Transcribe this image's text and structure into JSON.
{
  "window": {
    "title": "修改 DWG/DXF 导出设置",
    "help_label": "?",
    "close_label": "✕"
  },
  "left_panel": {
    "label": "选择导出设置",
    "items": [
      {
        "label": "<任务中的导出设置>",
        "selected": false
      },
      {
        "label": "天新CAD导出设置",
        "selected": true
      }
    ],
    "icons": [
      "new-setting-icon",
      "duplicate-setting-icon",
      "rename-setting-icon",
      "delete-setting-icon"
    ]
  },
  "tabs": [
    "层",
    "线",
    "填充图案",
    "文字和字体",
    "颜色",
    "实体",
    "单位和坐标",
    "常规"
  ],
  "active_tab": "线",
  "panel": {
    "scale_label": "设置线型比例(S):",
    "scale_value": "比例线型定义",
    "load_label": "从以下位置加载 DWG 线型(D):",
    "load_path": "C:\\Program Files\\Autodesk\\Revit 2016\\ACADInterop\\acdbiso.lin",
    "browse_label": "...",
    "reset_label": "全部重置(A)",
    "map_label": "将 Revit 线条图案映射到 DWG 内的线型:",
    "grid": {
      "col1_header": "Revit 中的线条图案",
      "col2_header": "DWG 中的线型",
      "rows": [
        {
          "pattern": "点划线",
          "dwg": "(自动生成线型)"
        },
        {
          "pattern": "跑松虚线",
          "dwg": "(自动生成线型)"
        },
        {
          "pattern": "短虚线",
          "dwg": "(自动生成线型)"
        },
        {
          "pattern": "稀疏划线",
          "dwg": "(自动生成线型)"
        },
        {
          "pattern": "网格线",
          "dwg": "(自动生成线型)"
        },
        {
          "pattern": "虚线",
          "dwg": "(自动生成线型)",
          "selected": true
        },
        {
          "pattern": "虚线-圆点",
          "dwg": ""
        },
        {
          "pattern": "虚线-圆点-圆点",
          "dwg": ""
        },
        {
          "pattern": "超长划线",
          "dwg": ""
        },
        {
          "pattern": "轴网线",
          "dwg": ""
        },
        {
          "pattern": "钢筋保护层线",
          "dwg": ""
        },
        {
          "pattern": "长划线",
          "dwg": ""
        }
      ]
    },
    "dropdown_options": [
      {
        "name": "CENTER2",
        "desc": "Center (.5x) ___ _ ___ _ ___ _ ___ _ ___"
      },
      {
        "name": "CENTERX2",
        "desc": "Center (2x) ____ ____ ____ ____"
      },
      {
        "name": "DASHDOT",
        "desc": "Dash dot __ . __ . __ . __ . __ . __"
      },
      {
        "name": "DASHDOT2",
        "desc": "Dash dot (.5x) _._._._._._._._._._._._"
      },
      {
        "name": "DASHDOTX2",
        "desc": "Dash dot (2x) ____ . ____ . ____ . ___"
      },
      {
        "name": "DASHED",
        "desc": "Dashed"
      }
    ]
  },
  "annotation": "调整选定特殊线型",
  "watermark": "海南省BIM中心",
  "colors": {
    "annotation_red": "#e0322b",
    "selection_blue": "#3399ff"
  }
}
++++++++
#### [Task]
All entries shown above should be printed again exactly.

#### [Written response]
Transcribe this image's text and structure into JSON.
{
  "window": {
    "title": "修改 DWG/DXF 导出设置",
    "help_label": "?",
    "close_label": "✕"
  },
  "left_panel": {
    "label": "选择导出设置",
    "items": [
      {
        "label": "<任务中的导出设置>",
        "selected": false
      },
      {
        "label": "天新CAD导出设置",
        "selected": true
      }
    ],
    "icons": [
      "new-setting-icon",
      "duplicate-setting-icon",
      "rename-setting-icon",
      "delete-setting-icon"
    ]
  },
  "tabs": [
    "层",
    "线",
    "填充图案",
    "文字和字体",
    "颜色",
    "实体",
    "单位和坐标",
    "常规"
  ],
  "active_tab": "线",
  "panel": {
    "scale_label": "设置线型比例(S):",
    "scale_value": "比例线型定义",
    "load_label": "从以下位置加载 DWG 线型(D):",
    "load_path": "C:\\Program Files\\Autodesk\\Revit 2016\\ACADInterop\\acdbiso.lin",
    "browse_label": "...",
    "reset_label": "全部重置(A)",
    "map_label": "将 Revit 线条图案映射到 DWG 内的线型:",
    "grid": {
      "col1_header": "Revit 中的线条图案",
      "col2_header": "DWG 中的线型",
      "rows": [
        {
          "pattern": "点划线",
          "dwg": "(自动生成线型)"
        },
        {
          "pattern": "跑松虚线",
          "dwg": "(自动生成线型)"
        },
        {
          "pattern": "短虚线",
          "dwg": "(自动生成线型)"
        },
        {
          "pattern": "稀疏划线",
          "dwg": "(自动生成线型)"
        },
        {
          "pattern": "网格线",
          "dwg": "(自动生成线型)"
        },
        {
          "pattern": "虚线",
          "dwg": "(自动生成线型)",
          "selected": true
        },
        {
          "pattern": "虚线-圆点",
          "dwg": ""
        },
        {
          "pattern": "虚线-圆点-圆点",
          "dwg": ""
        },
        {
          "pattern": "超长划线",
          "dwg": ""
        },
        {
          "pattern": "轴网线",
          "dwg": ""
        },
        {
          "pattern": "钢筋保护层线",
          "dwg": ""
        },
        {
          "pattern": "长划线",
          "dwg": ""
        }
      ]
    },
    "dropdown_options": [
      {
        "name": "CENTER2",
        "desc": "Center (.5x) ___ _ ___ _ ___ _ ___ _ ___"
      },
      {
        "name": "CENTERX2",
        "desc": "Center (2x) ____ ____ ____ ____"
      },
      {
        "name": "DASHDOT",
        "desc": "Dash dot __ . __ . __ . __ . __ . __"
      },
      {
        "name": "DASHDOT2",
        "desc": "Dash dot (.5x) _._._._._._._._._._._._"
      },
      {
        "name": "DASHDOTX2",
        "desc": "Dash dot (2x) ____ . ____ . ____ . ___"
      },
      {
        "name": "DASHED",
        "desc": "Dashed"
      }
    ]
  },
  "annotation": "调整选定特殊线型",
  "watermark": "海南省BIM中心",
  "colors": {
    "annotation_red": "#e0322b",
    "selection_blue": "#3399ff"
  }
}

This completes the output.